§ **What is needed**:
Transcribe the records that follow exactly. Skip the pictures.

(Records excerpted from a collection)
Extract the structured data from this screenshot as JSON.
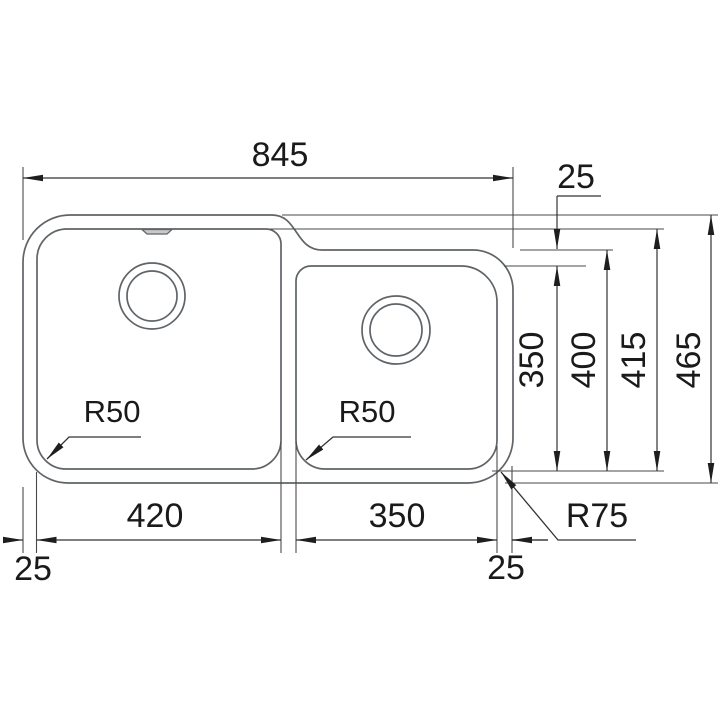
{
  "drawing": {
    "type": "technical-dimension-drawing",
    "subject": "double-bowl undermount kitchen sink, plan view",
    "overall_width": "845",
    "overall_depth": "465",
    "left_bowl_width": "420",
    "left_bowl_depth": "415",
    "right_bowl_width": "350",
    "right_bowl_depth": "350",
    "right_outer_depth": "400",
    "rim_top_right": "25",
    "rim_bottom_left": "25",
    "rim_bottom_right": "25",
    "left_bowl_corner_radius": "R50",
    "right_bowl_corner_radius": "R50",
    "outer_corner_radius": "R75",
    "colors": {
      "background": "#ffffff",
      "outline": "#5f6468",
      "dimension_lines": "#333333",
      "text": "#1a1a1a"
    }
  }
}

§ **Expected answer**:
Extract the structured data from this screenshot as JSON.
{
  "drawing": {
    "type": "technical-dimension-drawing",
    "subject": "double-bowl undermount kitchen sink, plan view",
    "overall_width": "845",
    "overall_depth": "465",
    "left_bowl_width": "420",
    "left_bowl_depth": "415",
    "right_bowl_width": "350",
    "right_bowl_depth": "350",
    "right_outer_depth": "400",
    "rim_top_right": "25",
    "rim_bottom_left": "25",
    "rim_bottom_right": "25",
    "left_bowl_corner_radius": "R50",
    "right_bowl_corner_radius": "R50",
    "outer_corner_radius": "R75",
    "colors": {
      "background": "#ffffff",
      "outline": "#5f6468",
      "dimension_lines": "#333333",
      "text": "#1a1a1a"
    }
  }
}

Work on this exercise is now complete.